■ **INSTRUCTIONS FOR THE TASK**:
Report only the number of lines holding "being".

-- start INPUT ROWS --

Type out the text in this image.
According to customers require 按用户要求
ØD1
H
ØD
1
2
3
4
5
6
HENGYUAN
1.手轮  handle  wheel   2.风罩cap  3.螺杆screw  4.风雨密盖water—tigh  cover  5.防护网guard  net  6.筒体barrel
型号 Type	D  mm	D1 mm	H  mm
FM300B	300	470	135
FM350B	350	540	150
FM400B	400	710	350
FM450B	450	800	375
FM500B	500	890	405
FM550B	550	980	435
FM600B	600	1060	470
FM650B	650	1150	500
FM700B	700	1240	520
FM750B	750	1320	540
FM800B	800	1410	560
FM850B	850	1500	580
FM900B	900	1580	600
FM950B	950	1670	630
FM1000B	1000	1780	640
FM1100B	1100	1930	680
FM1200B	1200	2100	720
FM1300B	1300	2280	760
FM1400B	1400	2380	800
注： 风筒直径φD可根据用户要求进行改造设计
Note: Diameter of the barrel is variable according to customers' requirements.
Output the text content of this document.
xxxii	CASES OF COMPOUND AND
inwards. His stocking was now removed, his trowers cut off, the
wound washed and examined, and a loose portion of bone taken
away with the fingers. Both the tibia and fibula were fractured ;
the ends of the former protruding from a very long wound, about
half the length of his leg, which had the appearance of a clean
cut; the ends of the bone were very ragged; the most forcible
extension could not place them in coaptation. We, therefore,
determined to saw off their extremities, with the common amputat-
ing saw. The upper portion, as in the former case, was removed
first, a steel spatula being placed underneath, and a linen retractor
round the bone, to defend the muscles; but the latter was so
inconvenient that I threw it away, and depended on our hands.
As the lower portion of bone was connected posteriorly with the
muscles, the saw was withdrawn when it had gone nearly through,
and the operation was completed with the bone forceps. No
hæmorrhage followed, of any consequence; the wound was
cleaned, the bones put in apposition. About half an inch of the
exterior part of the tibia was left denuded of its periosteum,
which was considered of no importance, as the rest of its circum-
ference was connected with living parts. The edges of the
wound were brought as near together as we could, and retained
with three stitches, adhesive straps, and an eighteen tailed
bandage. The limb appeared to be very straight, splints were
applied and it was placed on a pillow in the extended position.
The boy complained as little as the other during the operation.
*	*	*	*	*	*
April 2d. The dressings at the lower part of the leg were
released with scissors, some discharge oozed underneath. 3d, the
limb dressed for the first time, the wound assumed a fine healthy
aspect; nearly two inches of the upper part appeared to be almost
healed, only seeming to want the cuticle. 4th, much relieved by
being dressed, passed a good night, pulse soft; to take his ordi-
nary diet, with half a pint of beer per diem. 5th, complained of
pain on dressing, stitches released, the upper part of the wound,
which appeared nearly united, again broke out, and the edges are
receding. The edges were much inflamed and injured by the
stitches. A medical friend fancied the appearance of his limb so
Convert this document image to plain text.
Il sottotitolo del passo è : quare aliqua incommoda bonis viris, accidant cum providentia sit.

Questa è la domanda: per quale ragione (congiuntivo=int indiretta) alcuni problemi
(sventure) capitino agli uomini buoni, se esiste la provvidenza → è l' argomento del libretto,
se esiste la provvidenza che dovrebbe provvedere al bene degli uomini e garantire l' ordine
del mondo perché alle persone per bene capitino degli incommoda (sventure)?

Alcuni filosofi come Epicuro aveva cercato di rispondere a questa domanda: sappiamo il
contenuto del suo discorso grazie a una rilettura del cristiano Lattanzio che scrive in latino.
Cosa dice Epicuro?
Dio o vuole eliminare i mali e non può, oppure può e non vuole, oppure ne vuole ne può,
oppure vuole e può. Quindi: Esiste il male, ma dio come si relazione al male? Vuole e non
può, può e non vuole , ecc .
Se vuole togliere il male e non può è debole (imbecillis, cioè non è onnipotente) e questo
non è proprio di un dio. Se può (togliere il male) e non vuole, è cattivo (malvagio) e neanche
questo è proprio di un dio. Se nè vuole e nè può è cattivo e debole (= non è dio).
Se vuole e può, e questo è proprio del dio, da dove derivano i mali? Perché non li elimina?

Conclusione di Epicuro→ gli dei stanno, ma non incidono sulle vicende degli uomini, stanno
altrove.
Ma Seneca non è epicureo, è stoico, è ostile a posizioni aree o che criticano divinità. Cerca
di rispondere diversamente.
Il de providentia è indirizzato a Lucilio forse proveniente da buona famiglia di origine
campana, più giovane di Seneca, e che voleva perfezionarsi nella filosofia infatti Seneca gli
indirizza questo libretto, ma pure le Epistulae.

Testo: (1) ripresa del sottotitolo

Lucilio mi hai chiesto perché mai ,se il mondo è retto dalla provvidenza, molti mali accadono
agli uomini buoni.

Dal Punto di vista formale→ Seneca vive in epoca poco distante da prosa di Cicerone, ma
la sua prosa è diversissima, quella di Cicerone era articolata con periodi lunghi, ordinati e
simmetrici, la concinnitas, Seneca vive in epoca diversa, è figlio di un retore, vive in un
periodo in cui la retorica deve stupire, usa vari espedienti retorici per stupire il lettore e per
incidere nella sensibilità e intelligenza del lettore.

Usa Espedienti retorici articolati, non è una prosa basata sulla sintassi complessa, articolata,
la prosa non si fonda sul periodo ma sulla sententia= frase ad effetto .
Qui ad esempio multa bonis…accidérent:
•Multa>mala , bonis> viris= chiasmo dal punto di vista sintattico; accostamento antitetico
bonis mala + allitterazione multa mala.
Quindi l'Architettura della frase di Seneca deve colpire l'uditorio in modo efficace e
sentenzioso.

-- end INPUT ROWS --

■ **WRITTEN ANSWER**:
2